## Work instructions
Reproduce each line from the records that holds "marker".
## start Exercise material
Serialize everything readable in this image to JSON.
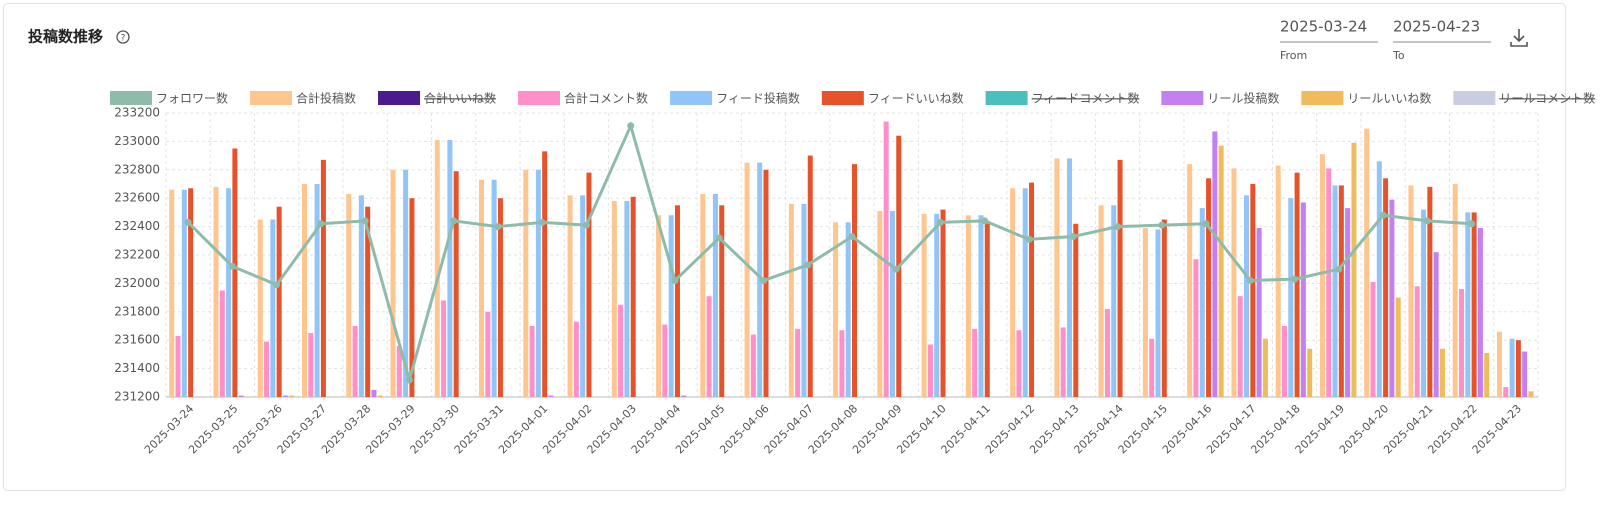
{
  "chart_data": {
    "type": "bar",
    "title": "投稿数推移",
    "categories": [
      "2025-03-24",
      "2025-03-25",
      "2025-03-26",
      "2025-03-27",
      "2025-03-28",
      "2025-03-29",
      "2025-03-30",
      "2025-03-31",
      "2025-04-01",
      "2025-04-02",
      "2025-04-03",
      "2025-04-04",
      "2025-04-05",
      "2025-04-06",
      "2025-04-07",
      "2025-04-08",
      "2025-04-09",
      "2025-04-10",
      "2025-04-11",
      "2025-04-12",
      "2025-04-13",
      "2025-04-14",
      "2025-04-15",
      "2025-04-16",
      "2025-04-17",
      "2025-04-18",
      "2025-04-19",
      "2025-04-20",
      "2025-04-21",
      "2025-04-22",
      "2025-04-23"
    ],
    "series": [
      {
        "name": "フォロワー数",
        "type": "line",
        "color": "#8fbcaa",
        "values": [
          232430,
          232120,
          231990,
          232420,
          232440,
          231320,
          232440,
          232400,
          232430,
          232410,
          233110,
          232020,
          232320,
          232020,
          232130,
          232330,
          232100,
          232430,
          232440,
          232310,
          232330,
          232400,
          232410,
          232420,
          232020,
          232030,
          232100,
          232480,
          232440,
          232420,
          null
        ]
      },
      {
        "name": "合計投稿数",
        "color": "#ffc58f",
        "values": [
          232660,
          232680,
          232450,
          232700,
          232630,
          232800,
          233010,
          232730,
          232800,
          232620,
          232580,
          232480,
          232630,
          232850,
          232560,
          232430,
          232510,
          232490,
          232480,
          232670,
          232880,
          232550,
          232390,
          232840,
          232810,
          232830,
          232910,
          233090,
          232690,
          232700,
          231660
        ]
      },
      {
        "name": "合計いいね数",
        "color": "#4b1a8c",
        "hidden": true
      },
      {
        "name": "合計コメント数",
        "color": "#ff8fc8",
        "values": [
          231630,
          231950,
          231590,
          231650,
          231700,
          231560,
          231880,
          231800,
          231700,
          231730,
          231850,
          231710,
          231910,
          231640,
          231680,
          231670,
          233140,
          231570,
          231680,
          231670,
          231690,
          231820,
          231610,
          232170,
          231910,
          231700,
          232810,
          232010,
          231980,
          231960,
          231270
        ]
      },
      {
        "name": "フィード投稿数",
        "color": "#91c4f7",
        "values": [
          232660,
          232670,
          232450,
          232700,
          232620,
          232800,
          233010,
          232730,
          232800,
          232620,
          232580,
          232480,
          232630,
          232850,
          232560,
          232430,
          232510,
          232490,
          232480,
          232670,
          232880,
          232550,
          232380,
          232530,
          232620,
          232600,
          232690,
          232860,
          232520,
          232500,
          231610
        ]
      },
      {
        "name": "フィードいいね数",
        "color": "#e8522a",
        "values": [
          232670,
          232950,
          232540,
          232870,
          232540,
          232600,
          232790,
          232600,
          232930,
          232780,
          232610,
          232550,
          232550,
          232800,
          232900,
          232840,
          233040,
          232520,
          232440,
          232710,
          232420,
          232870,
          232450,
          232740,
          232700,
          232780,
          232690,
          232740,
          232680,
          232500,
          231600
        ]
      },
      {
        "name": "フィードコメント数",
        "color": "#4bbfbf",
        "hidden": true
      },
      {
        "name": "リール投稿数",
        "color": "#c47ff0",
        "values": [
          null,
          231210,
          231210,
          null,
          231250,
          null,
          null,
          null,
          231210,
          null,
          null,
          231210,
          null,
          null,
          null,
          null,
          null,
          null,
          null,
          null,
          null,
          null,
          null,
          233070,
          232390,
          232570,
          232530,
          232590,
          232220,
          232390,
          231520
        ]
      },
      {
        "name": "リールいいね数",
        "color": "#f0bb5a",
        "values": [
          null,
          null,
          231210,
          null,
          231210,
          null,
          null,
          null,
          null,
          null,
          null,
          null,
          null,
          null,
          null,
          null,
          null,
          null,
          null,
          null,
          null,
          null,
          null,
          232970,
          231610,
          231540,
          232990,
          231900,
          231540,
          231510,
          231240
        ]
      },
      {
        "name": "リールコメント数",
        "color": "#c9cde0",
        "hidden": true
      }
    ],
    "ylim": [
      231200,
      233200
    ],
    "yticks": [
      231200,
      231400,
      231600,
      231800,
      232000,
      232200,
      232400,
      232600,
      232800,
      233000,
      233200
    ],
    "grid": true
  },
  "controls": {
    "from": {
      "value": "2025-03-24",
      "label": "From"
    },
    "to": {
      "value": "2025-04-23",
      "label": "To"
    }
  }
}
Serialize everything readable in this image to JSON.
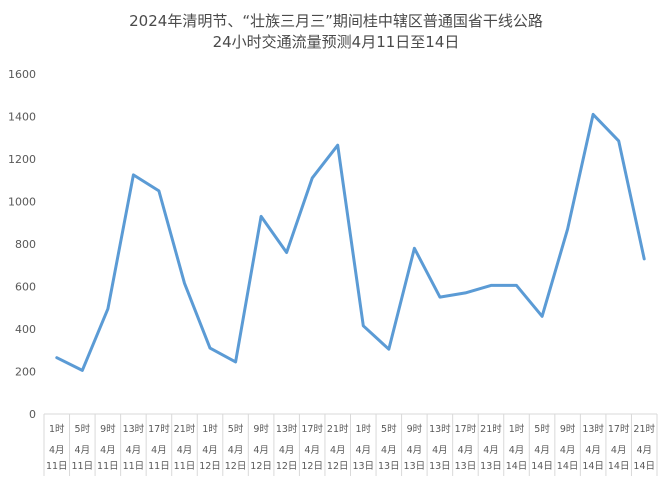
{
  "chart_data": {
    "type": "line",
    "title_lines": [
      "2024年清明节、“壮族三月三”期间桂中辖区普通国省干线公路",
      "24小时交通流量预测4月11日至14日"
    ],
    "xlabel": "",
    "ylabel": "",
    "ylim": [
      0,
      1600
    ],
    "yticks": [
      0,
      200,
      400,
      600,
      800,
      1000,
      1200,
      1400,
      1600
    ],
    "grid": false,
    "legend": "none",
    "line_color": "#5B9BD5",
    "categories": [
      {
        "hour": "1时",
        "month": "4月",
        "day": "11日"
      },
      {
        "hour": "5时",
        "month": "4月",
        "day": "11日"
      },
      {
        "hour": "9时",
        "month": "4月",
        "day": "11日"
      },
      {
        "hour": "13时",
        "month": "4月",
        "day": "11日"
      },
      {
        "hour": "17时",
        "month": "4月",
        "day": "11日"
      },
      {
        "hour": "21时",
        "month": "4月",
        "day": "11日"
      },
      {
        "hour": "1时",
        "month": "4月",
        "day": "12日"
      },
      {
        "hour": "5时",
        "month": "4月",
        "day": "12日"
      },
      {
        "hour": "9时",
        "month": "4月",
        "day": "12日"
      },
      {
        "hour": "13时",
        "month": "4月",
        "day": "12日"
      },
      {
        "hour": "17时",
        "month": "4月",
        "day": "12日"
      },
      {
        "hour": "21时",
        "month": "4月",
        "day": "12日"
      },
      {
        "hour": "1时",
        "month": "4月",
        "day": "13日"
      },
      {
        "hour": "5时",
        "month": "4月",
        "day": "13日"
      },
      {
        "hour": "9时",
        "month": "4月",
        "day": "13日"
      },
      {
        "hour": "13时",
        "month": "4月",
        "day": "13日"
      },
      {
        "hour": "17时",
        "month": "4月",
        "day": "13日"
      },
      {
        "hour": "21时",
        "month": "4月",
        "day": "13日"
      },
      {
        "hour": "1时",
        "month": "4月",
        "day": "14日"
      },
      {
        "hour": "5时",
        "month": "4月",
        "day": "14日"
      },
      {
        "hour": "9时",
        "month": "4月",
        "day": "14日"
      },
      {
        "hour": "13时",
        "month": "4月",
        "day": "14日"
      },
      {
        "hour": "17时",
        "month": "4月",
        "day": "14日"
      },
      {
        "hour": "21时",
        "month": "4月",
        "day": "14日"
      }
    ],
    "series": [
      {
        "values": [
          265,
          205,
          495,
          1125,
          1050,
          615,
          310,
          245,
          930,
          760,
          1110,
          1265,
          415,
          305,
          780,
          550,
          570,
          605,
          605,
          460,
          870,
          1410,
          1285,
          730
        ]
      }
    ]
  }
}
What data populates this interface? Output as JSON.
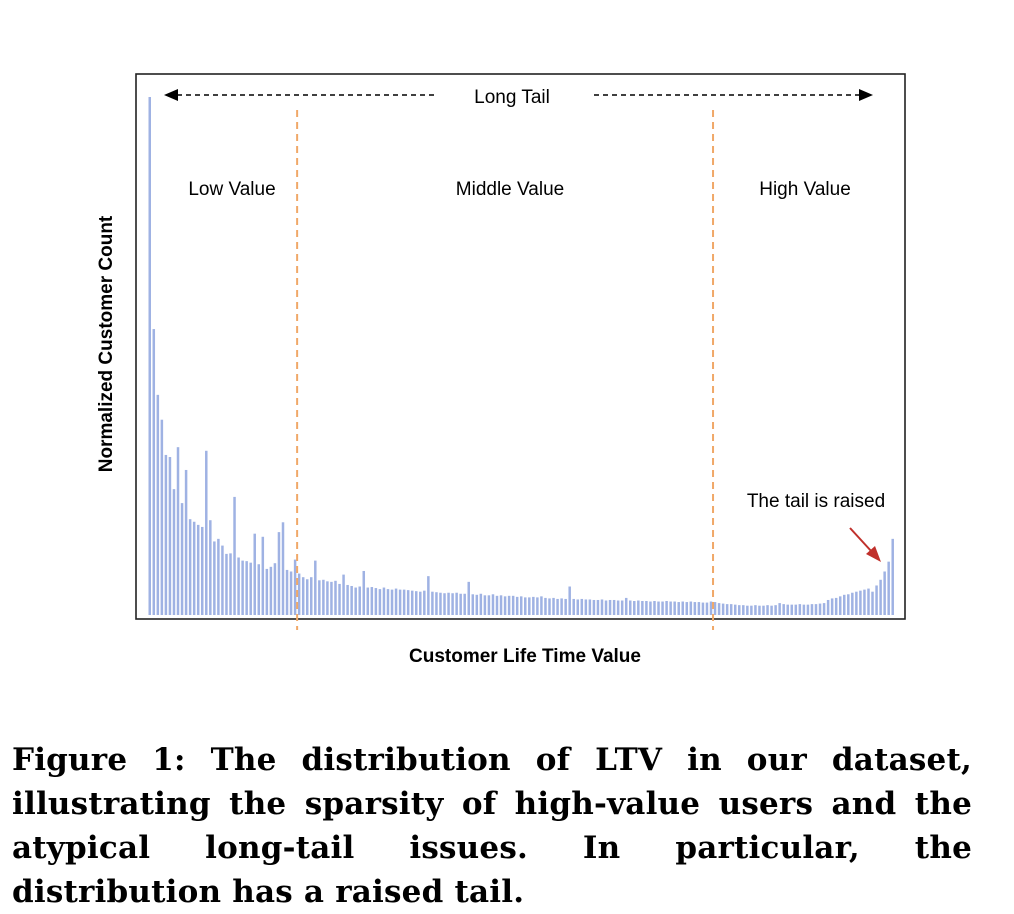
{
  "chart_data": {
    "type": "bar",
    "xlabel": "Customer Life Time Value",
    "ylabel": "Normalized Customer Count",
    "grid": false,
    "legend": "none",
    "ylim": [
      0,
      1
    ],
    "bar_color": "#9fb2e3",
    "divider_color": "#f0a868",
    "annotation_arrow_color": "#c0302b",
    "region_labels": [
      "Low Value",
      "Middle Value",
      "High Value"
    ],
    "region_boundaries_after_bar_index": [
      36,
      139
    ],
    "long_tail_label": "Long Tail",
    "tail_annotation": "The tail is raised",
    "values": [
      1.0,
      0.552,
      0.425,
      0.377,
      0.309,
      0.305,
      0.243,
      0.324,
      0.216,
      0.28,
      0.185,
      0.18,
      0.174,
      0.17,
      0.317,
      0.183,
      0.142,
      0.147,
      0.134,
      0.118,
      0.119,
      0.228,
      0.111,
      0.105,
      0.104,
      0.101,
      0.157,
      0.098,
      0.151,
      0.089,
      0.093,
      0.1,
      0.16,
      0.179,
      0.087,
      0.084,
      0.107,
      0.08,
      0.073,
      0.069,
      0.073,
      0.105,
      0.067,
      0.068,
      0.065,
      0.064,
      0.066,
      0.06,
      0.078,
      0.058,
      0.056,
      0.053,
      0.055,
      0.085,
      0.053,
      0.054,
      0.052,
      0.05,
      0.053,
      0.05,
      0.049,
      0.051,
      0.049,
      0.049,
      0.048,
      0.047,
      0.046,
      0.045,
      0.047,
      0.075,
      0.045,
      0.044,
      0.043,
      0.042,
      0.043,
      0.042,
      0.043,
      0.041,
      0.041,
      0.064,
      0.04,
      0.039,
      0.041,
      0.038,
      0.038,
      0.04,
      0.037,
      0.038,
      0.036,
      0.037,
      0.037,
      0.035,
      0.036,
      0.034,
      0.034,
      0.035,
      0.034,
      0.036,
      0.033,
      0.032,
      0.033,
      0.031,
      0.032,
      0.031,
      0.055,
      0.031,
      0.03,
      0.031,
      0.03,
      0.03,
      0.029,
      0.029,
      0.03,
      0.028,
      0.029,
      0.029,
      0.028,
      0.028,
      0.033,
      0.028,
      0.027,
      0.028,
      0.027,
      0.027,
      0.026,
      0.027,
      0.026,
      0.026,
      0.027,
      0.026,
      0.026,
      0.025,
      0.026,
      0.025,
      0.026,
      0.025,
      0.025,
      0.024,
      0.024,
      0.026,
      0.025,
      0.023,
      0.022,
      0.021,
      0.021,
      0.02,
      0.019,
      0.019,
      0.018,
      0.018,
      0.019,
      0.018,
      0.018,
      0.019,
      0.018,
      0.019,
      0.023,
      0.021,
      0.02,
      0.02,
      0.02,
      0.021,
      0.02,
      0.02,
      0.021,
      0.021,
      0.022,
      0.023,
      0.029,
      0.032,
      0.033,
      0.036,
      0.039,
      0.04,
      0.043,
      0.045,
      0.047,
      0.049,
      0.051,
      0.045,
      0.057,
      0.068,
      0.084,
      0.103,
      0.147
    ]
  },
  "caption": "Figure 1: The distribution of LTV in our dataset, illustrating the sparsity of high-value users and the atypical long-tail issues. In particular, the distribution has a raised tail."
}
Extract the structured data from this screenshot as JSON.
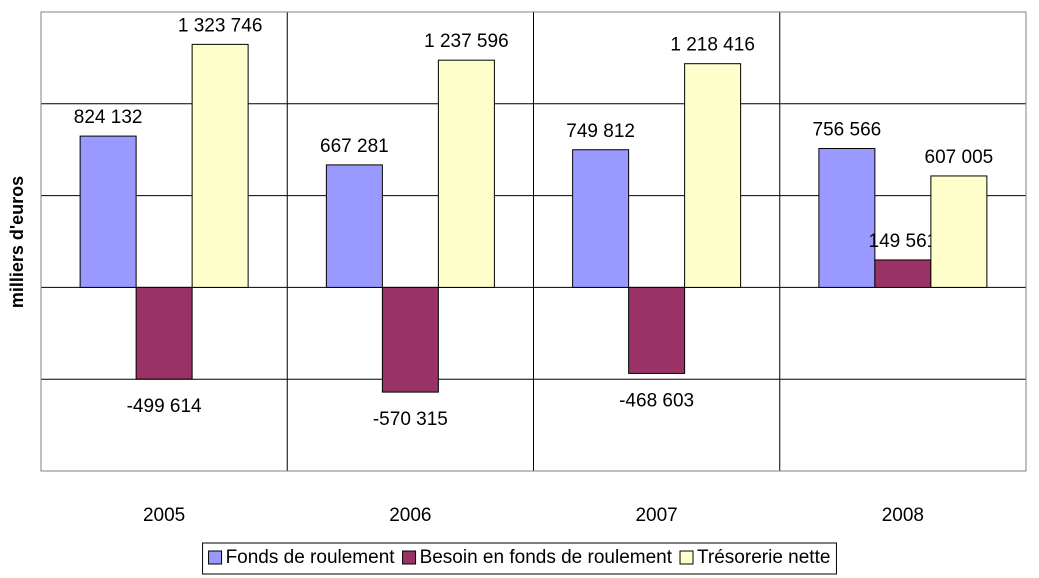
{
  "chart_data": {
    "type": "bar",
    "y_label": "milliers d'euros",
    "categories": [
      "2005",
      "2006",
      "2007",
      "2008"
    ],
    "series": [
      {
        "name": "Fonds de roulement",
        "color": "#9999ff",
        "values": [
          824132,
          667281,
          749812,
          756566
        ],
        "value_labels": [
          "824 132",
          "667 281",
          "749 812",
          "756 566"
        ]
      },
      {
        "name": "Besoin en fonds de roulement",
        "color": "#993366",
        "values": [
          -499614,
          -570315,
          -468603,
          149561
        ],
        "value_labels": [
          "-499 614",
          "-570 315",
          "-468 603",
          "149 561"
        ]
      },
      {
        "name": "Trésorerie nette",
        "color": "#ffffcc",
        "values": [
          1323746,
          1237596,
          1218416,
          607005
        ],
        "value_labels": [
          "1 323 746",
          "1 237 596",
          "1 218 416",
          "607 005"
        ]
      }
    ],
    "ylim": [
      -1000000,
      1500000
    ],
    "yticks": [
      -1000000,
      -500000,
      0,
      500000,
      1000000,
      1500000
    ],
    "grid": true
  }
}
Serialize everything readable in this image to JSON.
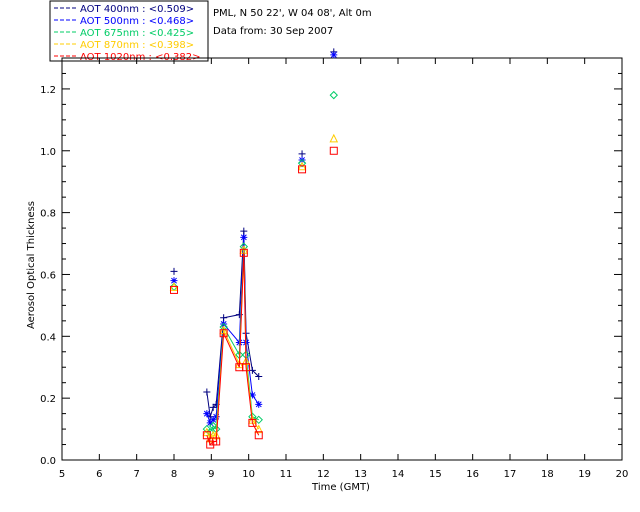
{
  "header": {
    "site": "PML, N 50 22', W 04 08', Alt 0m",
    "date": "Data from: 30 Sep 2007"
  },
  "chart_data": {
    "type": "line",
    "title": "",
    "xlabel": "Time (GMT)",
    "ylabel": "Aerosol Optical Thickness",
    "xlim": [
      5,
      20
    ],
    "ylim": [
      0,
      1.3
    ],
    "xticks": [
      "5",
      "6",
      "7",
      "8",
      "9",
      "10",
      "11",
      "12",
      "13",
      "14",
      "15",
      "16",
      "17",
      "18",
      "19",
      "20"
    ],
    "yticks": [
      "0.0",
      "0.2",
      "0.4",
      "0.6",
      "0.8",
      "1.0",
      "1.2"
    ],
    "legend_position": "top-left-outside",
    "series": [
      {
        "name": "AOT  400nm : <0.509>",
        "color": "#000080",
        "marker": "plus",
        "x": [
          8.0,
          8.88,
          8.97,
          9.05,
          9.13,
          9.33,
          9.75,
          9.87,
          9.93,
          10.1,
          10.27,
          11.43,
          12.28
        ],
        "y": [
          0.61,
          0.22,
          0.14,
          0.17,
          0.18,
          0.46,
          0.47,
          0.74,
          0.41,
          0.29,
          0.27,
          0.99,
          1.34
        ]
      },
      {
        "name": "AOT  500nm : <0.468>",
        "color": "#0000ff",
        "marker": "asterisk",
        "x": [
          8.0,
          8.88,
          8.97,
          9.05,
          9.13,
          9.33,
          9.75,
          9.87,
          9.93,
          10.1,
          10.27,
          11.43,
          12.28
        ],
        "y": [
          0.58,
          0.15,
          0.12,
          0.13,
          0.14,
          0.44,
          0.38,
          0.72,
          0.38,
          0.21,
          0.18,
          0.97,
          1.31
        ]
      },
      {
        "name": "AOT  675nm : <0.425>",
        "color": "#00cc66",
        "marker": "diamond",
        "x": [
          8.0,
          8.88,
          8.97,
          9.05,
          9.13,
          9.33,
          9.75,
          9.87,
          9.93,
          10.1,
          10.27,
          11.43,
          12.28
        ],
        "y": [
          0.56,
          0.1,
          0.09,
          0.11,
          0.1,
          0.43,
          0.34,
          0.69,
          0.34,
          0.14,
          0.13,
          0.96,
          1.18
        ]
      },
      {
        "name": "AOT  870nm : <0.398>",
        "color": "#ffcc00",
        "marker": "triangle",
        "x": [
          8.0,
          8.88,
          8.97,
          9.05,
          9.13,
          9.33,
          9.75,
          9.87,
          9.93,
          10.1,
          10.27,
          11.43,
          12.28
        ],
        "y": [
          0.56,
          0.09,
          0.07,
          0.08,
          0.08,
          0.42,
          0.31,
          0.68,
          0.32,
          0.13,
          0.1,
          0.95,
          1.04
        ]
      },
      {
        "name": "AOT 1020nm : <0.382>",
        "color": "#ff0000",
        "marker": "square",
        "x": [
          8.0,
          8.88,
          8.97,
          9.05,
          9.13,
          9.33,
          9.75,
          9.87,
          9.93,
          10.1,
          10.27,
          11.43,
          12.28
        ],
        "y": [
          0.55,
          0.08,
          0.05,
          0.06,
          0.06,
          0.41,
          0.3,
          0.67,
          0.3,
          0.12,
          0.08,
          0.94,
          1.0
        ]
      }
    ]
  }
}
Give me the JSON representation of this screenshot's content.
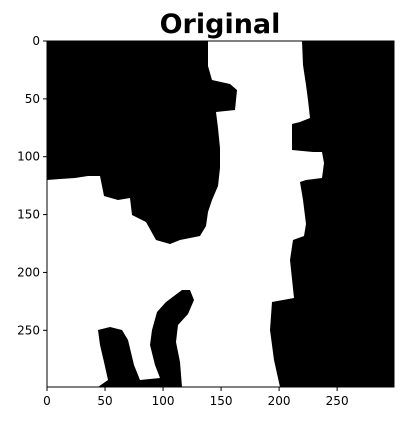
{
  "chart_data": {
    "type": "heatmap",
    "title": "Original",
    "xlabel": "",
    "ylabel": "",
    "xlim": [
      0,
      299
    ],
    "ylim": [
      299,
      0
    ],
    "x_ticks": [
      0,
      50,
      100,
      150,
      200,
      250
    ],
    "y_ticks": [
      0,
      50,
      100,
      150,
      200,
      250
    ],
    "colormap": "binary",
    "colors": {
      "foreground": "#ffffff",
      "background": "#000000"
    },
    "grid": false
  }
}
## end Exercise material
## Completed task
        "marker": "plus",
        "marker": "asterisk",
        "marker": "diamond",
        "marker": "triangle",
        "marker": "square",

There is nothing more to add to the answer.